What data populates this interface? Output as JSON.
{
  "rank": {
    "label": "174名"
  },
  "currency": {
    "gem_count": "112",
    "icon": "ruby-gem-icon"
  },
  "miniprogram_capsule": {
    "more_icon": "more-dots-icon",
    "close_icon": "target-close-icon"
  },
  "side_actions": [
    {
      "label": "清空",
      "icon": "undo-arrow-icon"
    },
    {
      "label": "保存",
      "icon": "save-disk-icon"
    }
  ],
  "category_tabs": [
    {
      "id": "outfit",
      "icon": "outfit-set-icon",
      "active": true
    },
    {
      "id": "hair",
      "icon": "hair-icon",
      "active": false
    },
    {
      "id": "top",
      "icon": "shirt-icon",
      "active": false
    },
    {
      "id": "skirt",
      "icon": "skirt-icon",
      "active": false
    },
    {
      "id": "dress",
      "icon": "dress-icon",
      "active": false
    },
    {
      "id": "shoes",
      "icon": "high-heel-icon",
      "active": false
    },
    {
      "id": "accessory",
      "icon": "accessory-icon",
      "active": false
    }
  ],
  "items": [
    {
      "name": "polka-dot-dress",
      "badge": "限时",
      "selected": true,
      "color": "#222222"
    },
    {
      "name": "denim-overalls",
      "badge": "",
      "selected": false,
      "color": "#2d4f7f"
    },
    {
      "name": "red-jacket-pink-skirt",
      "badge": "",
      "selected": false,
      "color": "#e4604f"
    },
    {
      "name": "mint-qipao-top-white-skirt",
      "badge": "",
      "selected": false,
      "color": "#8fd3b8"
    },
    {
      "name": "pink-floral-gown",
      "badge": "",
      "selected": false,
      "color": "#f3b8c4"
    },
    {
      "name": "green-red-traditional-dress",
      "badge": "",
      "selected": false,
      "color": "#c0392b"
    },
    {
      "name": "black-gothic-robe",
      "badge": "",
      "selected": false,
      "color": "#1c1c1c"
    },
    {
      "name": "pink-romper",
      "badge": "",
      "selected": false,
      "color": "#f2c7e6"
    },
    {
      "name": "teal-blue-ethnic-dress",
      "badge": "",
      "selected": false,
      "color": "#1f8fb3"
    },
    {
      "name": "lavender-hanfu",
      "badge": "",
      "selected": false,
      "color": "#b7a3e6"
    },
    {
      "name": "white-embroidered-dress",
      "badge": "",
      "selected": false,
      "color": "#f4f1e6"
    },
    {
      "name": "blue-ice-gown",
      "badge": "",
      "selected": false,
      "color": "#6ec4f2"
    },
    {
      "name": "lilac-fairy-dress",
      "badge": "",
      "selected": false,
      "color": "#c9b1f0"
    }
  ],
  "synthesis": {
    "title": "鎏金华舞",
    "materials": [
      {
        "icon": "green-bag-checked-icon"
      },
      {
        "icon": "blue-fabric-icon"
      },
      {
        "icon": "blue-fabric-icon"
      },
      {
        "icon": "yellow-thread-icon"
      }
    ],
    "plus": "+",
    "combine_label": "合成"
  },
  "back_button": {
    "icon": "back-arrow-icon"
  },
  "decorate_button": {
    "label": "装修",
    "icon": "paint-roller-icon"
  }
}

▶ [What to do]: Extract, from the material above, each line holding the word "arrow".

▶ [Task result]:
      "icon": "undo-arrow-icon"
    "icon": "back-arrow-icon"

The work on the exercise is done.